• Exercise task
Write out the data again from its first line through the line containing "point — [402, 502, 405, 506]", swapping every "point" for "marker" and changing nothing else.

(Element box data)
** Start **

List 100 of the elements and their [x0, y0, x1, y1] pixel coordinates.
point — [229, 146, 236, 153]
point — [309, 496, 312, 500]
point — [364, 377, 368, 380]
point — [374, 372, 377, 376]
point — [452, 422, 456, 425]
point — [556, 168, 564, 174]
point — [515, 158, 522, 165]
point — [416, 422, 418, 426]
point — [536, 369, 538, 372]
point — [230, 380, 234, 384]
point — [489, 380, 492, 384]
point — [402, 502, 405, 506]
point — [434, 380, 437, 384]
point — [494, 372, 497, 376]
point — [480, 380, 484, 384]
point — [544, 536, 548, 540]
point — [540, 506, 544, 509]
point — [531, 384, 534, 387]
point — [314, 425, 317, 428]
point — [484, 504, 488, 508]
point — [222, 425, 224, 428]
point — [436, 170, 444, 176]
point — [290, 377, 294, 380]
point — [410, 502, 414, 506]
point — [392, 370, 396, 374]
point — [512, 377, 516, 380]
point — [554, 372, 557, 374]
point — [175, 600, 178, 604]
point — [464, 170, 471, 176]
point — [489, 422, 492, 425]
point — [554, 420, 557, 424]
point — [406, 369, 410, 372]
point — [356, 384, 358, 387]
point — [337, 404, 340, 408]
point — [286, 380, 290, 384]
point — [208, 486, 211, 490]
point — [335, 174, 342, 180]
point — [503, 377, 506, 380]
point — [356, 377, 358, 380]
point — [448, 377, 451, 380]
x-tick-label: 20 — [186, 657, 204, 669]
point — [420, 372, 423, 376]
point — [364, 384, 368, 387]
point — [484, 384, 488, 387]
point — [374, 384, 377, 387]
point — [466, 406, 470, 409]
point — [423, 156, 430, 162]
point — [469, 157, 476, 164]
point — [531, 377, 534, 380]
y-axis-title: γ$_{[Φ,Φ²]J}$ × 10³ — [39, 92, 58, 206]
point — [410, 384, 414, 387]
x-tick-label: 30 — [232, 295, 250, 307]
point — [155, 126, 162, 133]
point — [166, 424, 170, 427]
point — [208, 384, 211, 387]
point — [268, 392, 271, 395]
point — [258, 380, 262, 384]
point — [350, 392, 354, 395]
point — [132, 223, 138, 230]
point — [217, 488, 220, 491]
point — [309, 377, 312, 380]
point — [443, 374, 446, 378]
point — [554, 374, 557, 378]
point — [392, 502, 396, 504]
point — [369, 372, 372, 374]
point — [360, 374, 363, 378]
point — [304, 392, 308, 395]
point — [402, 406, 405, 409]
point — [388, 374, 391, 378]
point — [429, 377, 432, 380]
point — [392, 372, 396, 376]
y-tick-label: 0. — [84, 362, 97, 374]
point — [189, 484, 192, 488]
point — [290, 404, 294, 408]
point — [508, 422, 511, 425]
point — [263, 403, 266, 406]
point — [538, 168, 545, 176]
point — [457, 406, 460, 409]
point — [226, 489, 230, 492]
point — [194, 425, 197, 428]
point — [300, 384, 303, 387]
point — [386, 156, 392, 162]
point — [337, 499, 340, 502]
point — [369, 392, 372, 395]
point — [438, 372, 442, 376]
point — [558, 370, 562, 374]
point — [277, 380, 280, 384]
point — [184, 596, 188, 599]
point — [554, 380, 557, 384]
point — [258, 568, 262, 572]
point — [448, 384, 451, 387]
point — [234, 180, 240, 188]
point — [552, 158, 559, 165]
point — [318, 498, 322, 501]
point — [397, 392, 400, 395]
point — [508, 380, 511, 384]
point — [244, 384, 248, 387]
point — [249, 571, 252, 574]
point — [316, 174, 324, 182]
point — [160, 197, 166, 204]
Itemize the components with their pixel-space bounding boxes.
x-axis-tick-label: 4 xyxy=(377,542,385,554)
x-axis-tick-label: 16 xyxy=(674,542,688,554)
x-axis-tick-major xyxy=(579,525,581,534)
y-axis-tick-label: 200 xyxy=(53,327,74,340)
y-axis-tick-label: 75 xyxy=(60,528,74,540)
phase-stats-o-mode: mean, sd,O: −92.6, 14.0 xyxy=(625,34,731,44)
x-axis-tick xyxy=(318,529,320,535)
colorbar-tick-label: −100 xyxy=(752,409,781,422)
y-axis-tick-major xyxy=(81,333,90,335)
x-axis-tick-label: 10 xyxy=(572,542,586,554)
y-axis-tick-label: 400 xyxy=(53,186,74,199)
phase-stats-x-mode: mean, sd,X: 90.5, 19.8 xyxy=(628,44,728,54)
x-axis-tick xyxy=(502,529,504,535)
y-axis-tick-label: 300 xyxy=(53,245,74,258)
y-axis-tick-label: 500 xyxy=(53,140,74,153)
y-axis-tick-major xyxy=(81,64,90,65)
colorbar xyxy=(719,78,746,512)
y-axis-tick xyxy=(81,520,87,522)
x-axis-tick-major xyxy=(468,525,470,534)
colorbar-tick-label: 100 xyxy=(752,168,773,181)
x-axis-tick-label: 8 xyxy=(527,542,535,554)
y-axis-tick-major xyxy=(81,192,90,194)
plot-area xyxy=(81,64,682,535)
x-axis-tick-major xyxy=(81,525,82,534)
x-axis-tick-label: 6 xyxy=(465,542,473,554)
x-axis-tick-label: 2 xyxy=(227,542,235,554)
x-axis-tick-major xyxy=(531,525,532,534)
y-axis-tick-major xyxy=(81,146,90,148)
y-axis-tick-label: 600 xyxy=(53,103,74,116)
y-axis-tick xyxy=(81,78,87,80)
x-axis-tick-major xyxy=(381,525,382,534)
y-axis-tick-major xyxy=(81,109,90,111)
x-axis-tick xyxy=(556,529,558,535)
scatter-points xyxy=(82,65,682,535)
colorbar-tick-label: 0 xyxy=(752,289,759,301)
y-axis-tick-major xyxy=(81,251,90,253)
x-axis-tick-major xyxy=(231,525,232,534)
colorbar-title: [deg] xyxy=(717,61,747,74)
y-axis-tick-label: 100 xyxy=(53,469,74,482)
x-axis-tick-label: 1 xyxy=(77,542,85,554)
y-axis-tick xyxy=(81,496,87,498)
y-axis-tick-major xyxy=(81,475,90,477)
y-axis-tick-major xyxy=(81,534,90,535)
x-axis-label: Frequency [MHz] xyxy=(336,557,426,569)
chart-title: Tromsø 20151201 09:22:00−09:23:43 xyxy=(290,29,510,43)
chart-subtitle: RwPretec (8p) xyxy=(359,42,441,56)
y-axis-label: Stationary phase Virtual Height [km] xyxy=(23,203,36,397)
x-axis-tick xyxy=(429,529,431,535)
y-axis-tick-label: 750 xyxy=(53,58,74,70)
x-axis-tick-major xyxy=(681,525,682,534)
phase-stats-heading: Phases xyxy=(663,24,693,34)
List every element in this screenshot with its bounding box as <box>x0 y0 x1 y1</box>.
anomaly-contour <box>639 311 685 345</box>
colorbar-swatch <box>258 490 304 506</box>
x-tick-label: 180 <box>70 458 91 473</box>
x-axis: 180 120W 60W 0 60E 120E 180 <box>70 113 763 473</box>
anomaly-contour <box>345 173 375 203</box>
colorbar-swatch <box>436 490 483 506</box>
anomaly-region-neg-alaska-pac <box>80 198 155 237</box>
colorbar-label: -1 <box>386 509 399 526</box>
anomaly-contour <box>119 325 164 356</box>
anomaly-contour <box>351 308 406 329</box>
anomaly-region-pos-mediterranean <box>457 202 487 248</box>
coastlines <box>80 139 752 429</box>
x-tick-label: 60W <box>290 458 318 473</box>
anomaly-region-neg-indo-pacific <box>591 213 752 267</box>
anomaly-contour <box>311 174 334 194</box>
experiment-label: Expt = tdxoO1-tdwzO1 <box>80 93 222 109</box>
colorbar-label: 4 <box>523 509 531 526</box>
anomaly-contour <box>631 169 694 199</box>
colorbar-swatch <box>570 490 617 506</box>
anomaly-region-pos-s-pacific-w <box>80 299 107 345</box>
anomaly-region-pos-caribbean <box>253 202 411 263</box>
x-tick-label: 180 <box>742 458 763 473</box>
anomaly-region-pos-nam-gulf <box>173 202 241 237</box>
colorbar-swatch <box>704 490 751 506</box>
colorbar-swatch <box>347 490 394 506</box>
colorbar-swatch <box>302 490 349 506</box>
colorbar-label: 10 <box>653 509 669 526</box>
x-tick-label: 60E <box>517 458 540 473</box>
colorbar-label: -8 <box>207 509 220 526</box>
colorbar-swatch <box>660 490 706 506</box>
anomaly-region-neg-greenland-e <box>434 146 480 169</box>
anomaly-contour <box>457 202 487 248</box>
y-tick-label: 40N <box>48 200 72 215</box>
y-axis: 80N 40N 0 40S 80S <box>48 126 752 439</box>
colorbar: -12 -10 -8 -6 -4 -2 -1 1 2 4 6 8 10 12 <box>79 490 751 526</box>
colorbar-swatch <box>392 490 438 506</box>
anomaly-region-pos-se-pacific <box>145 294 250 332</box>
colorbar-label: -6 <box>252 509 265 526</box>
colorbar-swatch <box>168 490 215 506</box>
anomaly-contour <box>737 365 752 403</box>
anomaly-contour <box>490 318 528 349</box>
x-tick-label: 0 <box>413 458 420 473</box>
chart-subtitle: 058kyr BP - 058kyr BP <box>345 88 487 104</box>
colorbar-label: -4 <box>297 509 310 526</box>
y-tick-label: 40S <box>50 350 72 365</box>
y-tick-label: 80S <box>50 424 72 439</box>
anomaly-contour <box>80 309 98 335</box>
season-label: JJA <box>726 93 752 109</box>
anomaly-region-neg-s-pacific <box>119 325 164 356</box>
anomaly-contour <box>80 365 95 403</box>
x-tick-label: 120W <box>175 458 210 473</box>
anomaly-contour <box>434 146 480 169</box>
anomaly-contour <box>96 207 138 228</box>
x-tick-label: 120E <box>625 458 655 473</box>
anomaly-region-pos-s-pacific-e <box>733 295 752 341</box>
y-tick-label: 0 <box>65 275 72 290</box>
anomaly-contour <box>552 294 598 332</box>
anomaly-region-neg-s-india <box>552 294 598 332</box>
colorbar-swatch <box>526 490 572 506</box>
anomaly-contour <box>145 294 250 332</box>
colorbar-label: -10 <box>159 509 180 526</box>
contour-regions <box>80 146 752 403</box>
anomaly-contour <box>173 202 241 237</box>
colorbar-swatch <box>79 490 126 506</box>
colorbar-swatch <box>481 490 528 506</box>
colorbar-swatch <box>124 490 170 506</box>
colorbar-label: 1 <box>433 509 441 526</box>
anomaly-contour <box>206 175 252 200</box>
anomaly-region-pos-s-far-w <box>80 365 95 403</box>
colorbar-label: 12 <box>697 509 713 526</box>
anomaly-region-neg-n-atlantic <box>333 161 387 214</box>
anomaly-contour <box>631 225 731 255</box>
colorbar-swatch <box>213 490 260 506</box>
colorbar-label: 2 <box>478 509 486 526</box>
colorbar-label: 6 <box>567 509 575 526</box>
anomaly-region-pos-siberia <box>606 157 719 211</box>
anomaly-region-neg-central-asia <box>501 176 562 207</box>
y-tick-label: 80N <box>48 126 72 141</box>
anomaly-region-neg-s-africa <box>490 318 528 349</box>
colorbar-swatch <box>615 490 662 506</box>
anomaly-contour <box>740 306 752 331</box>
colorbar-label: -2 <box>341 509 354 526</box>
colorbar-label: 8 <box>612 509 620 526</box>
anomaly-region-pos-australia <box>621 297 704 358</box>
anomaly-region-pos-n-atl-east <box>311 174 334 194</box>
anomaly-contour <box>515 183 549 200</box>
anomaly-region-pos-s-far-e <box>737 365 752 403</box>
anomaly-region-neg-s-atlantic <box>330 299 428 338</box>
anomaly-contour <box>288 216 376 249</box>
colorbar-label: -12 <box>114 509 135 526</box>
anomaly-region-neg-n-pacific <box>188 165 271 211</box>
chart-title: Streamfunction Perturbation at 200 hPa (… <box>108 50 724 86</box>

** End **

• Written response
List 100 of the elements and their [x0, y0, x1, y1] pixel coordinates.
marker — [229, 146, 236, 153]
marker — [309, 496, 312, 500]
marker — [364, 377, 368, 380]
marker — [374, 372, 377, 376]
marker — [452, 422, 456, 425]
marker — [556, 168, 564, 174]
marker — [515, 158, 522, 165]
marker — [416, 422, 418, 426]
marker — [536, 369, 538, 372]
marker — [230, 380, 234, 384]
marker — [489, 380, 492, 384]
marker — [402, 502, 405, 506]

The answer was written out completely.